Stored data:
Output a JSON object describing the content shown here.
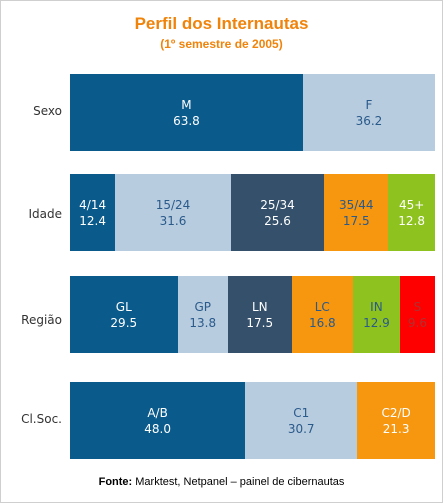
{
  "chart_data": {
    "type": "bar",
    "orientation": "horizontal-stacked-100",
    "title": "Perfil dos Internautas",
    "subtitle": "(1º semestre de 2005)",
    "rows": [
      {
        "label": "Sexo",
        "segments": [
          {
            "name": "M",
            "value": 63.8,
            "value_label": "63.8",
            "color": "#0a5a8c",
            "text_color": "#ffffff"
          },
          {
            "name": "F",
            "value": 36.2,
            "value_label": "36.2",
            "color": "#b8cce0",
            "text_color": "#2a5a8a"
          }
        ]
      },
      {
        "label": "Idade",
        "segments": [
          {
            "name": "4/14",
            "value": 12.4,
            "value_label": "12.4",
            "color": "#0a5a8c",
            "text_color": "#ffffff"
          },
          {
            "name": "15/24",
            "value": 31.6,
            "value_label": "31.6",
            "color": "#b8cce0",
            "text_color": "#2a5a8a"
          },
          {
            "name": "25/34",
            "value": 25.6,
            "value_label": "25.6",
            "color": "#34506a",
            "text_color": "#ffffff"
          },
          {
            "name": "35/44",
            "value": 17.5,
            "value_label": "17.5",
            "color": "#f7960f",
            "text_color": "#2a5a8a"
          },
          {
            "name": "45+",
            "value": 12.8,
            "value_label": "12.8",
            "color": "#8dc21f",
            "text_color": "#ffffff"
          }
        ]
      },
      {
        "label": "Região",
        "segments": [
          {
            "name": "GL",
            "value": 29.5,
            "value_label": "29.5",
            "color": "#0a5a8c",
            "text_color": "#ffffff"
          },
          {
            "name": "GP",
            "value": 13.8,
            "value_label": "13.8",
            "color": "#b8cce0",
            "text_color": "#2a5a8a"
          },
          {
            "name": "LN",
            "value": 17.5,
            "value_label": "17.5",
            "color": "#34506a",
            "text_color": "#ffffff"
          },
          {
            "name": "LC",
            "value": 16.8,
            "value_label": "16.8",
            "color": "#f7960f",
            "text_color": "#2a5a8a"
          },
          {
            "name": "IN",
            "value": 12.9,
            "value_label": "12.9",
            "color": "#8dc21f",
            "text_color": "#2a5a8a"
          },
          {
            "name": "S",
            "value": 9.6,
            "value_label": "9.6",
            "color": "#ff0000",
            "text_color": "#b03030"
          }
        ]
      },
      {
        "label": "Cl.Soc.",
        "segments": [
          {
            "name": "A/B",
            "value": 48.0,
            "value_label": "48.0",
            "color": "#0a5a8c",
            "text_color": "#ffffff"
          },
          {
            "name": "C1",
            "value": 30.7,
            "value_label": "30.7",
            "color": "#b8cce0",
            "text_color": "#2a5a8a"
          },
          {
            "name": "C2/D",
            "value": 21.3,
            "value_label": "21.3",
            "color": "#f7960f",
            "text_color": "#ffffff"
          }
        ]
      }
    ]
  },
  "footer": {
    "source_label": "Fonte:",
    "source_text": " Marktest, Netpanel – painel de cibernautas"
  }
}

▶ WHAT NEEDS TO BE DONE:
Reproduce the whole listing exactly, but not the images in it.

▶ FINAL ANSWER:
Output a JSON object describing the content shown here.
{
  "chart_data": {
    "type": "bar",
    "orientation": "horizontal-stacked-100",
    "title": "Perfil dos Internautas",
    "subtitle": "(1º semestre de 2005)",
    "rows": [
      {
        "label": "Sexo",
        "segments": [
          {
            "name": "M",
            "value": 63.8,
            "value_label": "63.8",
            "color": "#0a5a8c",
            "text_color": "#ffffff"
          },
          {
            "name": "F",
            "value": 36.2,
            "value_label": "36.2",
            "color": "#b8cce0",
            "text_color": "#2a5a8a"
          }
        ]
      },
      {
        "label": "Idade",
        "segments": [
          {
            "name": "4/14",
            "value": 12.4,
            "value_label": "12.4",
            "color": "#0a5a8c",
            "text_color": "#ffffff"
          },
          {
            "name": "15/24",
            "value": 31.6,
            "value_label": "31.6",
            "color": "#b8cce0",
            "text_color": "#2a5a8a"
          },
          {
            "name": "25/34",
            "value": 25.6,
            "value_label": "25.6",
            "color": "#34506a",
            "text_color": "#ffffff"
          },
          {
            "name": "35/44",
            "value": 17.5,
            "value_label": "17.5",
            "color": "#f7960f",
            "text_color": "#2a5a8a"
          },
          {
            "name": "45+",
            "value": 12.8,
            "value_label": "12.8",
            "color": "#8dc21f",
            "text_color": "#ffffff"
          }
        ]
      },
      {
        "label": "Região",
        "segments": [
          {
            "name": "GL",
            "value": 29.5,
            "value_label": "29.5",
            "color": "#0a5a8c",
            "text_color": "#ffffff"
          },
          {
            "name": "GP",
            "value": 13.8,
            "value_label": "13.8",
            "color": "#b8cce0",
            "text_color": "#2a5a8a"
          },
          {
            "name": "LN",
            "value": 17.5,
            "value_label": "17.5",
            "color": "#34506a",
            "text_color": "#ffffff"
          },
          {
            "name": "LC",
            "value": 16.8,
            "value_label": "16.8",
            "color": "#f7960f",
            "text_color": "#2a5a8a"
          },
          {
            "name": "IN",
            "value": 12.9,
            "value_label": "12.9",
            "color": "#8dc21f",
            "text_color": "#2a5a8a"
          },
          {
            "name": "S",
            "value": 9.6,
            "value_label": "9.6",
            "color": "#ff0000",
            "text_color": "#b03030"
          }
        ]
      },
      {
        "label": "Cl.Soc.",
        "segments": [
          {
            "name": "A/B",
            "value": 48.0,
            "value_label": "48.0",
            "color": "#0a5a8c",
            "text_color": "#ffffff"
          },
          {
            "name": "C1",
            "value": 30.7,
            "value_label": "30.7",
            "color": "#b8cce0",
            "text_color": "#2a5a8a"
          },
          {
            "name": "C2/D",
            "value": 21.3,
            "value_label": "21.3",
            "color": "#f7960f",
            "text_color": "#ffffff"
          }
        ]
      }
    ]
  },
  "footer": {
    "source_label": "Fonte:",
    "source_text": " Marktest, Netpanel – painel de cibernautas"
  }
}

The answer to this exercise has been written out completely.